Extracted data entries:
----------
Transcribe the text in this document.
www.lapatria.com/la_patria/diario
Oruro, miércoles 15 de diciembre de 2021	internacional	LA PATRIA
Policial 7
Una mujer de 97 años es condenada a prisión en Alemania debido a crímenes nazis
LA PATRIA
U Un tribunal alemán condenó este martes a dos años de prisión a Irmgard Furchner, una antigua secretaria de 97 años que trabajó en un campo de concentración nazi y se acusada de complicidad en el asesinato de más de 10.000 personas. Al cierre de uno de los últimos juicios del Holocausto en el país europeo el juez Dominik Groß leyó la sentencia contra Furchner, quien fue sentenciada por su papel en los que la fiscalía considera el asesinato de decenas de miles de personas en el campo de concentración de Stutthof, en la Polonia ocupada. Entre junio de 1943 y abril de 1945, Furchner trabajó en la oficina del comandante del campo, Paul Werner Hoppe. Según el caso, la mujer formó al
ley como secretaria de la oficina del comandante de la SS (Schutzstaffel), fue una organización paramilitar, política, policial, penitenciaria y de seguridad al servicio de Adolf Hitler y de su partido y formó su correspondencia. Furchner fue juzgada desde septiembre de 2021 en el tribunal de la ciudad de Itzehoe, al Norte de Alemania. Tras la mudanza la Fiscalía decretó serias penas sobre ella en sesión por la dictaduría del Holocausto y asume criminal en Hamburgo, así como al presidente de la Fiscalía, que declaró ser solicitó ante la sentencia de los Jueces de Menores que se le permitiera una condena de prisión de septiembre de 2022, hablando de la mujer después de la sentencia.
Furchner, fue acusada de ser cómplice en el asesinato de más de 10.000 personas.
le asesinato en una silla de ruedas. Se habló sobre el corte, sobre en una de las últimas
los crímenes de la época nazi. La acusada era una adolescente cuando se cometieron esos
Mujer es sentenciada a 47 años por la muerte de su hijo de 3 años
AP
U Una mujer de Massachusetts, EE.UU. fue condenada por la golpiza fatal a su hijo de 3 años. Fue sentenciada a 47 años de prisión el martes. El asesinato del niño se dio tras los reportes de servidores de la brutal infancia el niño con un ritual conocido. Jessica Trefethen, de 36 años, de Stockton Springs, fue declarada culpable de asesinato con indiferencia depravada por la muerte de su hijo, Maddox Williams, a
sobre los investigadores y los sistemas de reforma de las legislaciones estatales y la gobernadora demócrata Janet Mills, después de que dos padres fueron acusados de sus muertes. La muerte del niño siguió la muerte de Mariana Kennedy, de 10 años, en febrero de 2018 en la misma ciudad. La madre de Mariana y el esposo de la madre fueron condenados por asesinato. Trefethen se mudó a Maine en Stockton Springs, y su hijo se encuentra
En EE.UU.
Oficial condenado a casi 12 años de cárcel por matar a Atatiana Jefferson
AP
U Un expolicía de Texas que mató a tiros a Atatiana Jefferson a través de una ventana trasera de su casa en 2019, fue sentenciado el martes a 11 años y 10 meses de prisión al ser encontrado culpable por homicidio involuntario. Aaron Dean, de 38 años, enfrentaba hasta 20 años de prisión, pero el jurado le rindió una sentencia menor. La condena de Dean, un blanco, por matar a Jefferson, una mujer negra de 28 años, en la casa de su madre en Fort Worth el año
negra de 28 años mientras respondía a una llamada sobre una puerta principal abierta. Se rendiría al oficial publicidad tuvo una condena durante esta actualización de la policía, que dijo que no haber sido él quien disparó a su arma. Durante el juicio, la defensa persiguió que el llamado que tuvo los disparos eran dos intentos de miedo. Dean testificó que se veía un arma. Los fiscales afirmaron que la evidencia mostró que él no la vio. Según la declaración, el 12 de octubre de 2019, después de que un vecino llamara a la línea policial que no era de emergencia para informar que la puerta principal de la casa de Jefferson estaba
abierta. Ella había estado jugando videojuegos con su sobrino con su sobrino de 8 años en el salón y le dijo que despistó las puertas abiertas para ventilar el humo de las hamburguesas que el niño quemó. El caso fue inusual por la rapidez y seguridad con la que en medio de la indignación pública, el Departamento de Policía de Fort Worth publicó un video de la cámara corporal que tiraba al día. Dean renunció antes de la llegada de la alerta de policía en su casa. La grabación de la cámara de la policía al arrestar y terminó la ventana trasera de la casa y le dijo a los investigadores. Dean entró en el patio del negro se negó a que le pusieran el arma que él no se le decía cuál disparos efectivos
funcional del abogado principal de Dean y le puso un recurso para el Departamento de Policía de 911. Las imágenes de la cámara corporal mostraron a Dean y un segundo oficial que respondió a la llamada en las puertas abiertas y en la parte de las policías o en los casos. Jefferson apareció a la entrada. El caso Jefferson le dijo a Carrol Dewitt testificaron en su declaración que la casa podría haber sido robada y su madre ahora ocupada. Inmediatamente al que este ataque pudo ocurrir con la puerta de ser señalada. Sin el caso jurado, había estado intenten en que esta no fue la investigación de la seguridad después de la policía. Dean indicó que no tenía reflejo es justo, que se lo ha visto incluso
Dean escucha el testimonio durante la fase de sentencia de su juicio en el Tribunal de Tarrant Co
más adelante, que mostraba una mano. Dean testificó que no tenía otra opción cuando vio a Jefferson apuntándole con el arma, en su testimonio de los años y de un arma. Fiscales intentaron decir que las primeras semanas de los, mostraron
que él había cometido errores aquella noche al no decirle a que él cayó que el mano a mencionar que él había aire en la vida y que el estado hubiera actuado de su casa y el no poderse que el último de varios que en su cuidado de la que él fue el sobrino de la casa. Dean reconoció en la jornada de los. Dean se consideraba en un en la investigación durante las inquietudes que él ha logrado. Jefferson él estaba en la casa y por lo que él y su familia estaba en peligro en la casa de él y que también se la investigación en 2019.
----------
What to do: Every record needs to be written out again, exactly as it was given.

Answer section:
Transcribe the text in this document.
www.lapatria.com/la_patria/diario
Oruro, miércoles 15 de diciembre de 2021	internacional	LA PATRIA
Policial 7
Una mujer de 97 años es condenada a prisión en Alemania debido a crímenes nazis
LA PATRIA
U Un tribunal alemán condenó este martes a dos años de prisión a Irmgard Furchner, una antigua secretaria de 97 años que trabajó en un campo de concentración nazi y se acusada de complicidad en el asesinato de más de 10.000 personas. Al cierre de uno de los últimos juicios del Holocausto en el país europeo el juez Dominik Groß leyó la sentencia contra Furchner, quien fue sentenciada por su papel en los que la fiscalía considera el asesinato de decenas de miles de personas en el campo de concentración de Stutthof, en la Polonia ocupada. Entre junio de 1943 y abril de 1945, Furchner trabajó en la oficina del comandante del campo, Paul Werner Hoppe. Según el caso, la mujer formó al
ley como secretaria de la oficina del comandante de la SS (Schutzstaffel), fue una organización paramilitar, política, policial, penitenciaria y de seguridad al servicio de Adolf Hitler y de su partido y formó su correspondencia. Furchner fue juzgada desde septiembre de 2021 en el tribunal de la ciudad de Itzehoe, al Norte de Alemania. Tras la mudanza la Fiscalía decretó serias penas sobre ella en sesión por la dictaduría del Holocausto y asume criminal en Hamburgo, así como al presidente de la Fiscalía, que declaró ser solicitó ante la sentencia de los Jueces de Menores que se le permitiera una condena de prisión de septiembre de 2022, hablando de la mujer después de la sentencia.
Furchner, fue acusada de ser cómplice en el asesinato de más de 10.000 personas.
le asesinato en una silla de ruedas. Se habló sobre el corte, sobre en una de las últimas
los crímenes de la época nazi. La acusada era una adolescente cuando se cometieron esos
Mujer es sentenciada a 47 años por la muerte de su hijo de 3 años
AP
U Una mujer de Massachusetts, EE.UU. fue condenada por la golpiza fatal a su hijo de 3 años. Fue sentenciada a 47 años de prisión el martes. El asesinato del niño se dio tras los reportes de servidores de la brutal infancia el niño con un ritual conocido. Jessica Trefethen, de 36 años, de Stockton Springs, fue declarada culpable de asesinato con indiferencia depravada por la muerte de su hijo, Maddox Williams, a
sobre los investigadores y los sistemas de reforma de las legislaciones estatales y la gobernadora demócrata Janet Mills, después de que dos padres fueron acusados de sus muertes. La muerte del niño siguió la muerte de Mariana Kennedy, de 10 años, en febrero de 2018 en la misma ciudad. La madre de Mariana y el esposo de la madre fueron condenados por asesinato. Trefethen se mudó a Maine en Stockton Springs, y su hijo se encuentra
En EE.UU.
Oficial condenado a casi 12 años de cárcel por matar a Atatiana Jefferson
AP
U Un expolicía de Texas que mató a tiros a Atatiana Jefferson a través de una ventana trasera de su casa en 2019, fue sentenciado el martes a 11 años y 10 meses de prisión al ser encontrado culpable por homicidio involuntario. Aaron Dean, de 38 años, enfrentaba hasta 20 años de prisión, pero el jurado le rindió una sentencia menor. La condena de Dean, un blanco, por matar a Jefferson, una mujer negra de 28 años, en la casa de su madre en Fort Worth el año
negra de 28 años mientras respondía a una llamada sobre una puerta principal abierta. Se rendiría al oficial publicidad tuvo una condena durante esta actualización de la policía, que dijo que no haber sido él quien disparó a su arma. Durante el juicio, la defensa persiguió que el llamado que tuvo los disparos eran dos intentos de miedo. Dean testificó que se veía un arma. Los fiscales afirmaron que la evidencia mostró que él no la vio. Según la declaración, el 12 de octubre de 2019, después de que un vecino llamara a la línea policial que no era de emergencia para informar que la puerta principal de la casa de Jefferson estaba
abierta. Ella había estado jugando videojuegos con su sobrino con su sobrino de 8 años en el salón y le dijo que despistó las puertas abiertas para ventilar el humo de las hamburguesas que el niño quemó. El caso fue inusual por la rapidez y seguridad con la que en medio de la indignación pública, el Departamento de Policía de Fort Worth publicó un video de la cámara corporal que tiraba al día. Dean renunció antes de la llegada de la alerta de policía en su casa. La grabación de la cámara de la policía al arrestar y terminó la ventana trasera de la casa y le dijo a los investigadores. Dean entró en el patio del negro se negó a que le pusieran el arma que él no se le decía cuál disparos efectivos
funcional del abogado principal de Dean y le puso un recurso para el Departamento de Policía de 911. Las imágenes de la cámara corporal mostraron a Dean y un segundo oficial que respondió a la llamada en las puertas abiertas y en la parte de las policías o en los casos. Jefferson apareció a la entrada. El caso Jefferson le dijo a Carrol Dewitt testificaron en su declaración que la casa podría haber sido robada y su madre ahora ocupada. Inmediatamente al que este ataque pudo ocurrir con la puerta de ser señalada. Sin el caso jurado, había estado intenten en que esta no fue la investigación de la seguridad después de la policía. Dean indicó que no tenía reflejo es justo, que se lo ha visto incluso
Dean escucha el testimonio durante la fase de sentencia de su juicio en el Tribunal de Tarrant Co
más adelante, que mostraba una mano. Dean testificó que no tenía otra opción cuando vio a Jefferson apuntándole con el arma, en su testimonio de los años y de un arma. Fiscales intentaron decir que las primeras semanas de los, mostraron
que él había cometido errores aquella noche al no decirle a que él cayó que el mano a mencionar que él había aire en la vida y que el estado hubiera actuado de su casa y el no poderse que el último de varios que en su cuidado de la que él fue el sobrino de la casa. Dean reconoció en la jornada de los. Dean se consideraba en un en la investigación durante las inquietudes que él ha logrado. Jefferson él estaba en la casa y por lo que él y su familia estaba en peligro en la casa de él y que también se la investigación en 2019.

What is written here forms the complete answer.